(Extract):
Optimized Processes: Humans Make the Difference

12 minute read | 18 May 2023

By Michael Bachman

What you’ll learn:


As we continue climbing the Process Maturity Ladder (PML), we’ve reached the optimized processes rung. At this stage, organizations have automated their workflows and implemented intelligent processes that combine the power of human and artificial intelligence. It’s time to fine-tune these processes to maximize efficiency, minimize waste, and enable businesses to thrive in an increasingly competitive landscape.

Let’s explore the importance of optimized processes, the critical elements for making that happen, and the role of stakeholder collaboration and hyperautomation tools. Let’s dive in and unlock the full potential of your organization’s processes.

Optimized Processes Need a Human in the Loop

Optimized processes are crucial for organizations seeking a competitive edge in today’s fast-paced business environment. Organizations can achieve significant cost savings, improve customer satisfaction, and drive innovation by refining workflows, reducing waste, and making data-driven decisions. But optimization doesn’t happen overnight. It requires a commitment to continuous improvement and a willingness to adapt to changing circumstances. This step of the Ladder requires a lot more human intelligence than ever. Why? Despite our insistence that machine intelligence is core to business processes, at this stage, humans must use skills that are, for now, distinctly human.

(Aim):
According to the article on optimized processes, what does optimization require? The listing isn't needed here.

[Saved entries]
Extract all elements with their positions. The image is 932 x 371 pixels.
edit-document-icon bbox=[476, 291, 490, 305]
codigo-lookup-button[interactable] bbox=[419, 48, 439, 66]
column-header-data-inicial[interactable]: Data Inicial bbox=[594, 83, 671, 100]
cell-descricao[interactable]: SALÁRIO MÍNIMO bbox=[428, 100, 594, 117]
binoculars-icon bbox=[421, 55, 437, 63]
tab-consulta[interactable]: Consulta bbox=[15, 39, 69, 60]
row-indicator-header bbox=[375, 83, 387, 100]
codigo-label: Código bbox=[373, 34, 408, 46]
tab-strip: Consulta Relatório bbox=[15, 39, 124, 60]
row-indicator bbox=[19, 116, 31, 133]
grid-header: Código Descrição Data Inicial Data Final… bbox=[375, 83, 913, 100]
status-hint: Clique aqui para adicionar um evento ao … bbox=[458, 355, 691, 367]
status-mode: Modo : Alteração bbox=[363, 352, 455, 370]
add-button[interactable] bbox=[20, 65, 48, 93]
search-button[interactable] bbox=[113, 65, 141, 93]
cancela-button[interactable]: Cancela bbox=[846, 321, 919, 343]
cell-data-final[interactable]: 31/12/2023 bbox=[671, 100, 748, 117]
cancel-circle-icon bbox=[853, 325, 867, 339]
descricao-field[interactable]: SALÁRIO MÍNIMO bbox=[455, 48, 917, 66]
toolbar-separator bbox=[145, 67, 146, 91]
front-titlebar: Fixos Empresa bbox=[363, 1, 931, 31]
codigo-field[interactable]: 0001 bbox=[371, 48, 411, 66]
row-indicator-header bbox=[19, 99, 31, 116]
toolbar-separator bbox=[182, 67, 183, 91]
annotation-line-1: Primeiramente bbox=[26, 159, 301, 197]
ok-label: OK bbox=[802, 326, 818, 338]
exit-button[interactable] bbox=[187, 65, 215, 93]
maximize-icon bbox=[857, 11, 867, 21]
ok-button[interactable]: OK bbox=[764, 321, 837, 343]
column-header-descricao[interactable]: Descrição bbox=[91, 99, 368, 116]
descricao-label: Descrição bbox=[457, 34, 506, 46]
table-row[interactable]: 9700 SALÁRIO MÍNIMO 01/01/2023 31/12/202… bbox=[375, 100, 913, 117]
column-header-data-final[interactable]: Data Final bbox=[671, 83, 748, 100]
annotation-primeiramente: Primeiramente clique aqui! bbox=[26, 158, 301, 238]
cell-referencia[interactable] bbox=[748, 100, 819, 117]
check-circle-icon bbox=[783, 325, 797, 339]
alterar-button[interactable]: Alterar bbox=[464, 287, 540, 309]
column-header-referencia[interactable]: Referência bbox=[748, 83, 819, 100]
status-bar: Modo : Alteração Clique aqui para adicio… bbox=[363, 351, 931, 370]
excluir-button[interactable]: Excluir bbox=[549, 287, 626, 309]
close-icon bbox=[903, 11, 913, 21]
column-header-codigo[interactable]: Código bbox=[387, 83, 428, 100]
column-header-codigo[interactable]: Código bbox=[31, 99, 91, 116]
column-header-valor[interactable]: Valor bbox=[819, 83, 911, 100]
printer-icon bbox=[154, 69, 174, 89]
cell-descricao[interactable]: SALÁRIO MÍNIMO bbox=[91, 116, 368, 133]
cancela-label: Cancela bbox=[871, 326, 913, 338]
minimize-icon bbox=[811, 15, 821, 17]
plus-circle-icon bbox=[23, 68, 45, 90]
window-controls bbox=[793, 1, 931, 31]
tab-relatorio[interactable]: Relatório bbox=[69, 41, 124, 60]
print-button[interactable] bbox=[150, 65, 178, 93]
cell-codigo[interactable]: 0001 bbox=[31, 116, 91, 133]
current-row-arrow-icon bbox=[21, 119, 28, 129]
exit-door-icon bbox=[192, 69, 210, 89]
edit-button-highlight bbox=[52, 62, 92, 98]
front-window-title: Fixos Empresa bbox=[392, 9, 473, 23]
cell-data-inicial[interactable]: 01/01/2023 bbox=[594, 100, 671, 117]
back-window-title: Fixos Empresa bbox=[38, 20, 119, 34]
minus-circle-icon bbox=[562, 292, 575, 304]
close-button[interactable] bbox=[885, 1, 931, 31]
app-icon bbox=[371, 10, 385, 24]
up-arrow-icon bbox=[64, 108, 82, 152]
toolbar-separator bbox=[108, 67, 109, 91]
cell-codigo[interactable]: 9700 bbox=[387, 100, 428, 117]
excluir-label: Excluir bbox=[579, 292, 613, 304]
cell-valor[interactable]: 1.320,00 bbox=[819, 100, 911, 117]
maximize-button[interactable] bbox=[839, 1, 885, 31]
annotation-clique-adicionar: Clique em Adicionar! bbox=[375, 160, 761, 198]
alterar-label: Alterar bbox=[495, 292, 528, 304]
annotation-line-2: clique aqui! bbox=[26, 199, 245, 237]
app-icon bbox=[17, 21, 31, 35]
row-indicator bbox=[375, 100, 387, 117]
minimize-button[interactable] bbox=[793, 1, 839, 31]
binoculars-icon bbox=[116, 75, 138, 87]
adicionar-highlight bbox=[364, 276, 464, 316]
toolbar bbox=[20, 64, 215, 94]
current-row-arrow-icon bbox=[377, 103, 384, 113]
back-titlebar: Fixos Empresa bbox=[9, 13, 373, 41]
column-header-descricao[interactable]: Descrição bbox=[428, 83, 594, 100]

(Answer to this problem):
A commitment to continuous improvement and a willingness to adapt to changing circumstances.